- What to do -
The listing below is to be reproduced in full, exactly as given.

- Information given -

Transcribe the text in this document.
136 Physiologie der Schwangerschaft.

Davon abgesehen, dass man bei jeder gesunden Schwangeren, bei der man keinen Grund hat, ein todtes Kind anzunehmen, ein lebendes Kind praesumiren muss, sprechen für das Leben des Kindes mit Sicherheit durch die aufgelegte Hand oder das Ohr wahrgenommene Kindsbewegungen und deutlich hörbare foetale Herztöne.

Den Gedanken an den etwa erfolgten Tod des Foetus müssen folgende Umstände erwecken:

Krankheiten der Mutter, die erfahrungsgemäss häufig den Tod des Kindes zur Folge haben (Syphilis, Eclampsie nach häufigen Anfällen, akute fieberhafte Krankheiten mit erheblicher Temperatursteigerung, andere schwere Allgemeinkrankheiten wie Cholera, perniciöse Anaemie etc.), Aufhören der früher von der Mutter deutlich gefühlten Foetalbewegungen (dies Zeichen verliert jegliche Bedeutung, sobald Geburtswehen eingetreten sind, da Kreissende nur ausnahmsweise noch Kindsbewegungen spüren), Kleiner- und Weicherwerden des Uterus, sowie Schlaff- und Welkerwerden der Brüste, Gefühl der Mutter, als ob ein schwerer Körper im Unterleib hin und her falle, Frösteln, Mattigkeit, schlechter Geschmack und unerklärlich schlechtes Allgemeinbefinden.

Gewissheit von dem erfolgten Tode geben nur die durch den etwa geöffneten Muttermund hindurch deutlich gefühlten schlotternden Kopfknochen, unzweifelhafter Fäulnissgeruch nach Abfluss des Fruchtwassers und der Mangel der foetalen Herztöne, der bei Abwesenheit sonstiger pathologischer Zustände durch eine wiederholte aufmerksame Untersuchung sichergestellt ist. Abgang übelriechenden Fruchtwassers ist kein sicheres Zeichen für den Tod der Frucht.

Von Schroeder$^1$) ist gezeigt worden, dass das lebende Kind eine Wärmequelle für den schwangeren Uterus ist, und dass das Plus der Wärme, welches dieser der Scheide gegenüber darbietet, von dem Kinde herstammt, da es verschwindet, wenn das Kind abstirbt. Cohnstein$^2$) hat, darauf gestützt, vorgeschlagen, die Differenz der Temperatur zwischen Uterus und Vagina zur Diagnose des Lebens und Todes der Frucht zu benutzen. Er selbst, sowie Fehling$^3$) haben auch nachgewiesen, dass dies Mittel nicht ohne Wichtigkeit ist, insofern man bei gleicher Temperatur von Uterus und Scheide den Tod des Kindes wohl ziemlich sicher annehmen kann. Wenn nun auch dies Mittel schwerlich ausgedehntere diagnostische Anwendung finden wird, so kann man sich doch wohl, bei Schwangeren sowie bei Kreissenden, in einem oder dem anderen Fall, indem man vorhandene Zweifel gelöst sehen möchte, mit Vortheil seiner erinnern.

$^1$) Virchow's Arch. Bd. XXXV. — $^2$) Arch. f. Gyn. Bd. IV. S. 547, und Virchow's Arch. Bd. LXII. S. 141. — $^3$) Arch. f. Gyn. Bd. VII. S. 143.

- Answer -
Transcribe the text in this document.
136 Physiologie der Schwangerschaft.

Davon abgesehen, dass man bei jeder gesunden Schwangeren, bei der man keinen Grund hat, ein todtes Kind anzunehmen, ein lebendes Kind praesumiren muss, sprechen für das Leben des Kindes mit Sicherheit durch die aufgelegte Hand oder das Ohr wahrgenommene Kindsbewegungen und deutlich hörbare foetale Herztöne.

Den Gedanken an den etwa erfolgten Tod des Foetus müssen folgende Umstände erwecken:

Krankheiten der Mutter, die erfahrungsgemäss häufig den Tod des Kindes zur Folge haben (Syphilis, Eclampsie nach häufigen Anfällen, akute fieberhafte Krankheiten mit erheblicher Temperatursteigerung, andere schwere Allgemeinkrankheiten wie Cholera, perniciöse Anaemie etc.), Aufhören der früher von der Mutter deutlich gefühlten Foetalbewegungen (dies Zeichen verliert jegliche Bedeutung, sobald Geburtswehen eingetreten sind, da Kreissende nur ausnahmsweise noch Kindsbewegungen spüren), Kleiner- und Weicherwerden des Uterus, sowie Schlaff- und Welkerwerden der Brüste, Gefühl der Mutter, als ob ein schwerer Körper im Unterleib hin und her falle, Frösteln, Mattigkeit, schlechter Geschmack und unerklärlich schlechtes Allgemeinbefinden.

Gewissheit von dem erfolgten Tode geben nur die durch den etwa geöffneten Muttermund hindurch deutlich gefühlten schlotternden Kopfknochen, unzweifelhafter Fäulnissgeruch nach Abfluss des Fruchtwassers und der Mangel der foetalen Herztöne, der bei Abwesenheit sonstiger pathologischer Zustände durch eine wiederholte aufmerksame Untersuchung sichergestellt ist. Abgang übelriechenden Fruchtwassers ist kein sicheres Zeichen für den Tod der Frucht.

Von Schroeder$^1$) ist gezeigt worden, dass das lebende Kind eine Wärmequelle für den schwangeren Uterus ist, und dass das Plus der Wärme, welches dieser der Scheide gegenüber darbietet, von dem Kinde herstammt, da es verschwindet, wenn das Kind abstirbt. Cohnstein$^2$) hat, darauf gestützt, vorgeschlagen, die Differenz der Temperatur zwischen Uterus und Vagina zur Diagnose des Lebens und Todes der Frucht zu benutzen. Er selbst, sowie Fehling$^3$) haben auch nachgewiesen, dass dies Mittel nicht ohne Wichtigkeit ist, insofern man bei gleicher Temperatur von Uterus und Scheide den Tod des Kindes wohl ziemlich sicher annehmen kann. Wenn nun auch dies Mittel schwerlich ausgedehntere diagnostische Anwendung finden wird, so kann man sich doch wohl, bei Schwangeren sowie bei Kreissenden, in einem oder dem anderen Fall, indem man vorhandene Zweifel gelöst sehen möchte, mit Vortheil seiner erinnern.

$^1$) Virchow's Arch. Bd. XXXV. — $^2$) Arch. f. Gyn. Bd. IV. S. 547, und Virchow's Arch. Bd. LXII. S. 141. — $^3$) Arch. f. Gyn. Bd. VII. S. 143.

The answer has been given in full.